INSTRUCTIONS TO FOLLOW:
Your task is to give the data again, exactly, with every line intact.

DATA SUPPLIED:
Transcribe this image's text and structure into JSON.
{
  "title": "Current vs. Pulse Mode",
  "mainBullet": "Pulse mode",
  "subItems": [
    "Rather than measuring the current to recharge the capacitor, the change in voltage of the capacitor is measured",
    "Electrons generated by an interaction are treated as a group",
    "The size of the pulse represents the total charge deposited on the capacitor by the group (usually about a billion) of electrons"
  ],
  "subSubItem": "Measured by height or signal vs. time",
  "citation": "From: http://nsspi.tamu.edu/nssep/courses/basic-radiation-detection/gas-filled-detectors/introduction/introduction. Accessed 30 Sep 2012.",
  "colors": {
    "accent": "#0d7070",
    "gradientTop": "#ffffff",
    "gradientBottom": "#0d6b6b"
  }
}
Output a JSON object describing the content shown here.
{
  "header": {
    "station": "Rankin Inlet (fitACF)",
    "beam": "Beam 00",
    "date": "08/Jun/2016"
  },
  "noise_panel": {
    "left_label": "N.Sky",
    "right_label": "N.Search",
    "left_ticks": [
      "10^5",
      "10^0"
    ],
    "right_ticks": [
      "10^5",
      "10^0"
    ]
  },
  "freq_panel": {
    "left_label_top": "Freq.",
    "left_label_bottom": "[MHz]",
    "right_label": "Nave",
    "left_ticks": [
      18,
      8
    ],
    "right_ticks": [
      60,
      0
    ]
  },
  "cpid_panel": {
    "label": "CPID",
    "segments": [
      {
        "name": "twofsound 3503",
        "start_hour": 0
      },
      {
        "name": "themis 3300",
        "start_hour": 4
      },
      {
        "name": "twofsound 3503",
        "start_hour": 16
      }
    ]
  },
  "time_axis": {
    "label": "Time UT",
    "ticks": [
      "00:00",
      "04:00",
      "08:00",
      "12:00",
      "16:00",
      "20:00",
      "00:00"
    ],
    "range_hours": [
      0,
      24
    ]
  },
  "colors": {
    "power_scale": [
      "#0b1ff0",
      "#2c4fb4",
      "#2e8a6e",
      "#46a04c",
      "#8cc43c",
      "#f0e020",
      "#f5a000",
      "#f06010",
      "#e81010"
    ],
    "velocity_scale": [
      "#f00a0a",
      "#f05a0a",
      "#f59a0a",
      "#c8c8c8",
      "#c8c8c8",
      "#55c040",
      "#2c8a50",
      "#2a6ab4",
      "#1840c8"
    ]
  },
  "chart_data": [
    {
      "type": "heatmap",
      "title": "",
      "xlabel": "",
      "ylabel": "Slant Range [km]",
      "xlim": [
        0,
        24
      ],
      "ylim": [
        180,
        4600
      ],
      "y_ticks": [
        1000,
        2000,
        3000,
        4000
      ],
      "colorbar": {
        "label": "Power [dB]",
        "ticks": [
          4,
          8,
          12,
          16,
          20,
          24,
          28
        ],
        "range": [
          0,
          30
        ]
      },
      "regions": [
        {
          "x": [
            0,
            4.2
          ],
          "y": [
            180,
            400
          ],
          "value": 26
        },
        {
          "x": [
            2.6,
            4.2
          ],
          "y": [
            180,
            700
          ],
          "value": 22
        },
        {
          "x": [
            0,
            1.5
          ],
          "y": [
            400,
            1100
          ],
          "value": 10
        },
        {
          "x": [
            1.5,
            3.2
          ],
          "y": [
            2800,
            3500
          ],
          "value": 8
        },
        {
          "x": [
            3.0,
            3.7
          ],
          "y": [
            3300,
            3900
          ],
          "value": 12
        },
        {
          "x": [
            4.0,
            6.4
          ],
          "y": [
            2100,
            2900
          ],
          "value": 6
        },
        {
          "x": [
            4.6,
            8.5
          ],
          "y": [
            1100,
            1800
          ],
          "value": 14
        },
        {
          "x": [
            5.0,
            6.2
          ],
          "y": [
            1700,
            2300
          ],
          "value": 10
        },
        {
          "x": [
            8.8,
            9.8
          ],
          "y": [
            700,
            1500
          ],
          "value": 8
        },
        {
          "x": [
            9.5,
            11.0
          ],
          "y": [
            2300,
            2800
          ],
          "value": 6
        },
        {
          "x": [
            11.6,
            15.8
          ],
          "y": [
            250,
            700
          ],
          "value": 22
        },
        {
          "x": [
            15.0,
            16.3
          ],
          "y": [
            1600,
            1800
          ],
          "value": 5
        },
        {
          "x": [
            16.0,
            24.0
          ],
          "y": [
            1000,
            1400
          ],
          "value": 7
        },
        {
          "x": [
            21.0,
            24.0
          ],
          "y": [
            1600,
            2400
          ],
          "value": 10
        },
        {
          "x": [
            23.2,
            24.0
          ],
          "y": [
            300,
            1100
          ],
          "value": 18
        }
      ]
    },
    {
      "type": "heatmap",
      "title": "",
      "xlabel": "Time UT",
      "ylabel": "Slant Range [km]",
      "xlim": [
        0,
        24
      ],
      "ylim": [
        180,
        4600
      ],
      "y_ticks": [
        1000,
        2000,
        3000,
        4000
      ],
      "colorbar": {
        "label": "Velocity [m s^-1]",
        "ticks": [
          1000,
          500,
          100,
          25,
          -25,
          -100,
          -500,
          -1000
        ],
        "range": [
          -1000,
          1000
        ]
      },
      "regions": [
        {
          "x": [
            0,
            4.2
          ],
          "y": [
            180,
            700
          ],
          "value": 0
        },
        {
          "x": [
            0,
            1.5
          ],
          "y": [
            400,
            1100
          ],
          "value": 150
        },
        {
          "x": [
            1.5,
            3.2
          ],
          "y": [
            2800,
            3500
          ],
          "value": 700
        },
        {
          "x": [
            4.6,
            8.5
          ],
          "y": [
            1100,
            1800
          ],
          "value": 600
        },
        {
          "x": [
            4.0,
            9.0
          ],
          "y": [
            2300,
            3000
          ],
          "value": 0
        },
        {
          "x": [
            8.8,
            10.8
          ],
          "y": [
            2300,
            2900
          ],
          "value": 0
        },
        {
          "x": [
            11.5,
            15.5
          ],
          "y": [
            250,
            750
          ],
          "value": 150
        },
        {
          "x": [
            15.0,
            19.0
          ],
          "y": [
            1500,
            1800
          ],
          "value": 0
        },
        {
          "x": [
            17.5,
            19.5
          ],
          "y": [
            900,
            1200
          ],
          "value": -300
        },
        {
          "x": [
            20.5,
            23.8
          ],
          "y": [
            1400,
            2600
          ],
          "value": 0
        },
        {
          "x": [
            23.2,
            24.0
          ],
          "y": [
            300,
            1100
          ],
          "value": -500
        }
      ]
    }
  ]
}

SOLUTION BELOW:
Transcribe this image's text and structure into JSON.
{
  "title": "Current vs. Pulse Mode",
  "mainBullet": "Pulse mode",
  "subItems": [
    "Rather than measuring the current to recharge the capacitor, the change in voltage of the capacitor is measured",
    "Electrons generated by an interaction are treated as a group",
    "The size of the pulse represents the total charge deposited on the capacitor by the group (usually about a billion) of electrons"
  ],
  "subSubItem": "Measured by height or signal vs. time",
  "citation": "From: http://nsspi.tamu.edu/nssep/courses/basic-radiation-detection/gas-filled-detectors/introduction/introduction. Accessed 30 Sep 2012.",
  "colors": {
    "accent": "#0d7070",
    "gradientTop": "#ffffff",
    "gradientBottom": "#0d6b6b"
  }
}
Output a JSON object describing the content shown here.
{
  "header": {
    "station": "Rankin Inlet (fitACF)",
    "beam": "Beam 00",
    "date": "08/Jun/2016"
  },
  "noise_panel": {
    "left_label": "N.Sky",
    "right_label": "N.Search",
    "left_ticks": [
      "10^5",
      "10^0"
    ],
    "right_ticks": [
      "10^5",
      "10^0"
    ]
  },
  "freq_panel": {
    "left_label_top": "Freq.",
    "left_label_bottom": "[MHz]",
    "right_label": "Nave",
    "left_ticks": [
      18,
      8
    ],
    "right_ticks": [
      60,
      0
    ]
  },
  "cpid_panel": {
    "label": "CPID",
    "segments": [
      {
        "name": "twofsound 3503",
        "start_hour": 0
      },
      {
        "name": "themis 3300",
        "start_hour": 4
      },
      {
        "name": "twofsound 3503",
        "start_hour": 16
      }
    ]
  },
  "time_axis": {
    "label": "Time UT",
    "ticks": [
      "00:00",
      "04:00",
      "08:00",
      "12:00",
      "16:00",
      "20:00",
      "00:00"
    ],
    "range_hours": [
      0,
      24
    ]
  },
  "colors": {
    "power_scale": [
      "#0b1ff0",
      "#2c4fb4",
      "#2e8a6e",
      "#46a04c",
      "#8cc43c",
      "#f0e020",
      "#f5a000",
      "#f06010",
      "#e81010"
    ],
    "velocity_scale": [
      "#f00a0a",
      "#f05a0a",
      "#f59a0a",
      "#c8c8c8",
      "#c8c8c8",
      "#55c040",
      "#2c8a50",
      "#2a6ab4",
      "#1840c8"
    ]
  },
  "chart_data": [
    {
      "type": "heatmap",
      "title": "",
      "xlabel": "",
      "ylabel": "Slant Range [km]",
      "xlim": [
        0,
        24
      ],
      "ylim": [
        180,
        4600
      ],
      "y_ticks": [
        1000,
        2000,
        3000,
        4000
      ],
      "colorbar": {
        "label": "Power [dB]",
        "ticks": [
          4,
          8,
          12,
          16,
          20,
          24,
          28
        ],
        "range": [
          0,
          30
        ]
      },
      "regions": [
        {
          "x": [
            0,
            4.2
          ],
          "y": [
            180,
            400
          ],
          "value": 26
        },
        {
          "x": [
            2.6,
            4.2
          ],
          "y": [
            180,
            700
          ],
          "value": 22
        },
        {
          "x": [
            0,
            1.5
          ],
          "y": [
            400,
            1100
          ],
          "value": 10
        },
        {
          "x": [
            1.5,
            3.2
          ],
          "y": [
            2800,
            3500
          ],
          "value": 8
        },
        {
          "x": [
            3.0,
            3.7
          ],
          "y": [
            3300,
            3900
          ],
          "value": 12
        },
        {
          "x": [
            4.0,
            6.4
          ],
          "y": [
            2100,
            2900
          ],
          "value": 6
        },
        {
          "x": [
            4.6,
            8.5
          ],
          "y": [
            1100,
            1800
          ],
          "value": 14
        },
        {
          "x": [
            5.0,
            6.2
          ],
          "y": [
            1700,
            2300
          ],
          "value": 10
        },
        {
          "x": [
            8.8,
            9.8
          ],
          "y": [
            700,
            1500
          ],
          "value": 8
        },
        {
          "x": [
            9.5,
            11.0
          ],
          "y": [
            2300,
            2800
          ],
          "value": 6
        },
        {
          "x": [
            11.6,
            15.8
          ],
          "y": [
            250,
            700
          ],
          "value": 22
        },
        {
          "x": [
            15.0,
            16.3
          ],
          "y": [
            1600,
            1800
          ],
          "value": 5
        },
        {
          "x": [
            16.0,
            24.0
          ],
          "y": [
            1000,
            1400
          ],
          "value": 7
        },
        {
          "x": [
            21.0,
            24.0
          ],
          "y": [
            1600,
            2400
          ],
          "value": 10
        },
        {
          "x": [
            23.2,
            24.0
          ],
          "y": [
            300,
            1100
          ],
          "value": 18
        }
      ]
    },
    {
      "type": "heatmap",
      "title": "",
      "xlabel": "Time UT",
      "ylabel": "Slant Range [km]",
      "xlim": [
        0,
        24
      ],
      "ylim": [
        180,
        4600
      ],
      "y_ticks": [
        1000,
        2000,
        3000,
        4000
      ],
      "colorbar": {
        "label": "Velocity [m s^-1]",
        "ticks": [
          1000,
          500,
          100,
          25,
          -25,
          -100,
          -500,
          -1000
        ],
        "range": [
          -1000,
          1000
        ]
      },
      "regions": [
        {
          "x": [
            0,
            4.2
          ],
          "y": [
            180,
            700
          ],
          "value": 0
        },
        {
          "x": [
            0,
            1.5
          ],
          "y": [
            400,
            1100
          ],
          "value": 150
        },
        {
          "x": [
            1.5,
            3.2
          ],
          "y": [
            2800,
            3500
          ],
          "value": 700
        },
        {
          "x": [
            4.6,
            8.5
          ],
          "y": [
            1100,
            1800
          ],
          "value": 600
        },
        {
          "x": [
            4.0,
            9.0
          ],
          "y": [
            2300,
            3000
          ],
          "value": 0
        },
        {
          "x": [
            8.8,
            10.8
          ],
          "y": [
            2300,
            2900
          ],
          "value": 0
        },
        {
          "x": [
            11.5,
            15.5
          ],
          "y": [
            250,
            750
          ],
          "value": 150
        },
        {
          "x": [
            15.0,
            19.0
          ],
          "y": [
            1500,
            1800
          ],
          "value": 0
        },
        {
          "x": [
            17.5,
            19.5
          ],
          "y": [
            900,
            1200
          ],
          "value": -300
        },
        {
          "x": [
            20.5,
            23.8
          ],
          "y": [
            1400,
            2600
          ],
          "value": 0
        },
        {
          "x": [
            23.2,
            24.0
          ],
          "y": [
            300,
            1100
          ],
          "value": -500
        }
      ]
    }
  ]
}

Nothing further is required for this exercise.